WHAT YOU SHOULD DO: Go through the entries below and count the lines where the word "protein" appears; give only the count.

Records from a collection of figures:
━━━━━━━━
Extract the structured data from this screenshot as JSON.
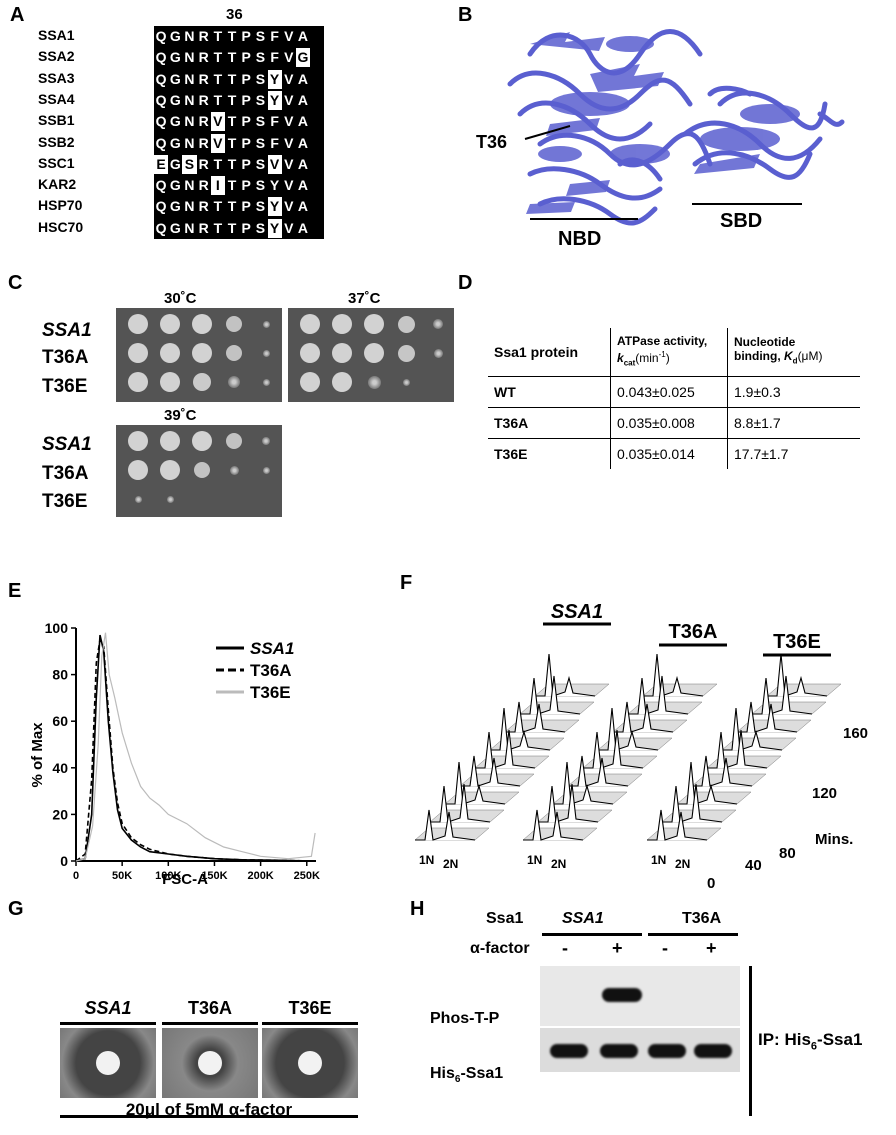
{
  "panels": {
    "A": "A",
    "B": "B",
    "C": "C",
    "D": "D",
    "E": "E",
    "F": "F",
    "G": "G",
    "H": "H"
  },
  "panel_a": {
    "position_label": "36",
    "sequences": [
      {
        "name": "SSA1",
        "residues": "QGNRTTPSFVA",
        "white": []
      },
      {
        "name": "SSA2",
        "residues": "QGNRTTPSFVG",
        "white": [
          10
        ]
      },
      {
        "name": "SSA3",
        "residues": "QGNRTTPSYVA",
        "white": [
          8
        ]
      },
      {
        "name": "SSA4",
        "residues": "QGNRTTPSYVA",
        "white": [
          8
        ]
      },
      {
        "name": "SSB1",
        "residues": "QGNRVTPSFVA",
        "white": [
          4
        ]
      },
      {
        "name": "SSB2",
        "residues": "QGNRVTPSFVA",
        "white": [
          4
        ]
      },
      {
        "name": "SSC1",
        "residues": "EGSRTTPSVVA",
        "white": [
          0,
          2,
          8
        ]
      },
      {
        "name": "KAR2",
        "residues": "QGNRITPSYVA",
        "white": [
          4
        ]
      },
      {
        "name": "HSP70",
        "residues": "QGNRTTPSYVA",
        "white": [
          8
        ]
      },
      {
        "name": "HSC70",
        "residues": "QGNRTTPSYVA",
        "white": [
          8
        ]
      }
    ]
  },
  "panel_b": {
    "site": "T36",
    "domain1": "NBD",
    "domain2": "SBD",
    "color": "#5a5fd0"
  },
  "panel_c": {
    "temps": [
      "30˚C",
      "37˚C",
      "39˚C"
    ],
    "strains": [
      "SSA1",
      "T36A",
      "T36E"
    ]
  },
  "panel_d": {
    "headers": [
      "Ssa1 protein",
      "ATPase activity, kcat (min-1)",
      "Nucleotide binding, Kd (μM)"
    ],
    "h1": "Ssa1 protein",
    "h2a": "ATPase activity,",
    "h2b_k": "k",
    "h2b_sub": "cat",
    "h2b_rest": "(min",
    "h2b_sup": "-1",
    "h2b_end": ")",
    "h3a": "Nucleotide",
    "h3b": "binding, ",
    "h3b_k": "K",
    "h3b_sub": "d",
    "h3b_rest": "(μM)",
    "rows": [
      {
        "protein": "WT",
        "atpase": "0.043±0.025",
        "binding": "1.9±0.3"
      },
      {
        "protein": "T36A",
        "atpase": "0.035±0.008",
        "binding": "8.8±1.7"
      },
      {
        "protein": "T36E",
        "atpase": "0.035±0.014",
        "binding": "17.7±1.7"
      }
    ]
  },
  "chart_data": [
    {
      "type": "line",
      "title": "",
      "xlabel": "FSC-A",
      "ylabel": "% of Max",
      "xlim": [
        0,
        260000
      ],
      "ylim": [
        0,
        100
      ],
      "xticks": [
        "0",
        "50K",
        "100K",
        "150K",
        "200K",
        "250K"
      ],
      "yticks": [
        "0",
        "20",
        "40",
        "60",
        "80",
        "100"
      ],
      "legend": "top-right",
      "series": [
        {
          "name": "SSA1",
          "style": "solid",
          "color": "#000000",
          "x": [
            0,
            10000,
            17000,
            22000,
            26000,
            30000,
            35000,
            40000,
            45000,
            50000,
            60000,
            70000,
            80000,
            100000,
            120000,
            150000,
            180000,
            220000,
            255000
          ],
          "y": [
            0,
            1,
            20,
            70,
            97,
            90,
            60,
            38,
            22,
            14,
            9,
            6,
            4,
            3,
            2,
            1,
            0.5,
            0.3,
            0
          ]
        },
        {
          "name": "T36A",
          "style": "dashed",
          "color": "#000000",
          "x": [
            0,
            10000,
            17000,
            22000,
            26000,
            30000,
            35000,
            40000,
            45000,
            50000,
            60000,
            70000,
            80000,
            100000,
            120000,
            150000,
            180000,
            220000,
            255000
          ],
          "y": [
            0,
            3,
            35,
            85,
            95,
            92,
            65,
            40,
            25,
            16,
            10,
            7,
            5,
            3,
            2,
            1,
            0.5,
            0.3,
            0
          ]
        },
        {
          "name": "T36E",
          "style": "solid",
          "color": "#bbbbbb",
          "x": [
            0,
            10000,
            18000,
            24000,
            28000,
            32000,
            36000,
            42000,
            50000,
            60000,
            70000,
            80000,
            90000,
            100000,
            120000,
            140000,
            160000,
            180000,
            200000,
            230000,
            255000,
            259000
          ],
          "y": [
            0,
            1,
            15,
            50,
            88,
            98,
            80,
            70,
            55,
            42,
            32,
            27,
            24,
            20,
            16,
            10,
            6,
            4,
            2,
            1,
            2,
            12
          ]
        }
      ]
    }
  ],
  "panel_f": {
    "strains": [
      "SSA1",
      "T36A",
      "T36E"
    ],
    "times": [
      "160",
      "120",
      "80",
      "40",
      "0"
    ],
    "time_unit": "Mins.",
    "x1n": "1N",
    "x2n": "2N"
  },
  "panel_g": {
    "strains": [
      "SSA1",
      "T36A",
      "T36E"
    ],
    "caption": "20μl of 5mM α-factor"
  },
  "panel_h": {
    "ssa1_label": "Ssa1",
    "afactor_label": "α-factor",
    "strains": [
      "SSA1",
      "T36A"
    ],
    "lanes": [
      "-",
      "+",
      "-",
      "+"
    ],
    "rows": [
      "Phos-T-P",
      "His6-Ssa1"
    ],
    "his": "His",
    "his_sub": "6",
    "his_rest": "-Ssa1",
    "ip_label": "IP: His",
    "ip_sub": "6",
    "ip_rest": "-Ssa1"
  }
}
━━━━━━━━
WRITTEN RESPONSE: 5